- **EXERCISE**:
Every line below that holds the string "kunt" should be copied out.

───── MATERIAL PROVIDED ─────

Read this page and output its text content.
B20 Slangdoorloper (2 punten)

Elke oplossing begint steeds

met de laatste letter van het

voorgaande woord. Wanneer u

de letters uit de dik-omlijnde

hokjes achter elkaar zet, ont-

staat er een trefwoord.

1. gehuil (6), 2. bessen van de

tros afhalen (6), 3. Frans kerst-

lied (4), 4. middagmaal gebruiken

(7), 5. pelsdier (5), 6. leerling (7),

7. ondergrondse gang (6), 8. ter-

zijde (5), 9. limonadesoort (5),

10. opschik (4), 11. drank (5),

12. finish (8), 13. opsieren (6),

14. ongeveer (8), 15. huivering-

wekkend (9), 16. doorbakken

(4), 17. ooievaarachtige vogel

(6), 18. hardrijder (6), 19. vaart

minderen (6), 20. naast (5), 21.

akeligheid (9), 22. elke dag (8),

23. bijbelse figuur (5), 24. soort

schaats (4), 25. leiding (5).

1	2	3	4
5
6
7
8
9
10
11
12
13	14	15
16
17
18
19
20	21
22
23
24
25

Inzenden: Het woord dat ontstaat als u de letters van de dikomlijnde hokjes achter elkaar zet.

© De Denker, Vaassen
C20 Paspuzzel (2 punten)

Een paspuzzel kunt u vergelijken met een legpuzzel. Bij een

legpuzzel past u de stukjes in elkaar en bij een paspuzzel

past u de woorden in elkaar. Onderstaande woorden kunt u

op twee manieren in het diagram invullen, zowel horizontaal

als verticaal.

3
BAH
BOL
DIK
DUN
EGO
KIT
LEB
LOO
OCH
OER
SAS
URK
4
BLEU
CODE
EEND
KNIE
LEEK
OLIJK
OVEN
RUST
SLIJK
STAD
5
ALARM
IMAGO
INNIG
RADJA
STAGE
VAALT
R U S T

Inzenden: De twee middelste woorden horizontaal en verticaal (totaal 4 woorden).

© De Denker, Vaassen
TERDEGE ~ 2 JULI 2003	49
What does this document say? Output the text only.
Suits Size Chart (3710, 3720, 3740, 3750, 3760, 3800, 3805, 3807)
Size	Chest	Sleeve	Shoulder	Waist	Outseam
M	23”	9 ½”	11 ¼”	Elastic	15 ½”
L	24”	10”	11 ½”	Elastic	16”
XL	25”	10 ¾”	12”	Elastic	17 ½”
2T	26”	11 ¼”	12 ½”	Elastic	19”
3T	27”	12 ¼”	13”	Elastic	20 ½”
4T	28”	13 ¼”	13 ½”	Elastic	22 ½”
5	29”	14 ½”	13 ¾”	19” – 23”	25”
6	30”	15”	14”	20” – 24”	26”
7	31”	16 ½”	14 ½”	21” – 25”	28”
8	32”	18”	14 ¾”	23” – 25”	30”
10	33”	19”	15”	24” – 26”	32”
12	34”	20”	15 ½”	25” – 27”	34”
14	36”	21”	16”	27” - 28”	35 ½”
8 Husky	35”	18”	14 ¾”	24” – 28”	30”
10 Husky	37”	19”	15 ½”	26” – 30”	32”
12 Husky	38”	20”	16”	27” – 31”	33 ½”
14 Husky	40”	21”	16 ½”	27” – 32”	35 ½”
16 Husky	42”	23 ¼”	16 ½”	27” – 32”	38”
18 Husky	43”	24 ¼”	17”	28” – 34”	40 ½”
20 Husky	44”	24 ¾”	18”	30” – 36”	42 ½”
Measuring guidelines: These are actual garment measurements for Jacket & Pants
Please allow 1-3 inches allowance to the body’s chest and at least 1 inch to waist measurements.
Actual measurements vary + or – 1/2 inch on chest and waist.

─────

- **RESPONSE BELOW**:
Een paspuzzel kunt u vergelijken met een legpuzzel. Bij een
past u de woorden in elkaar. Onderstaande woorden kunt u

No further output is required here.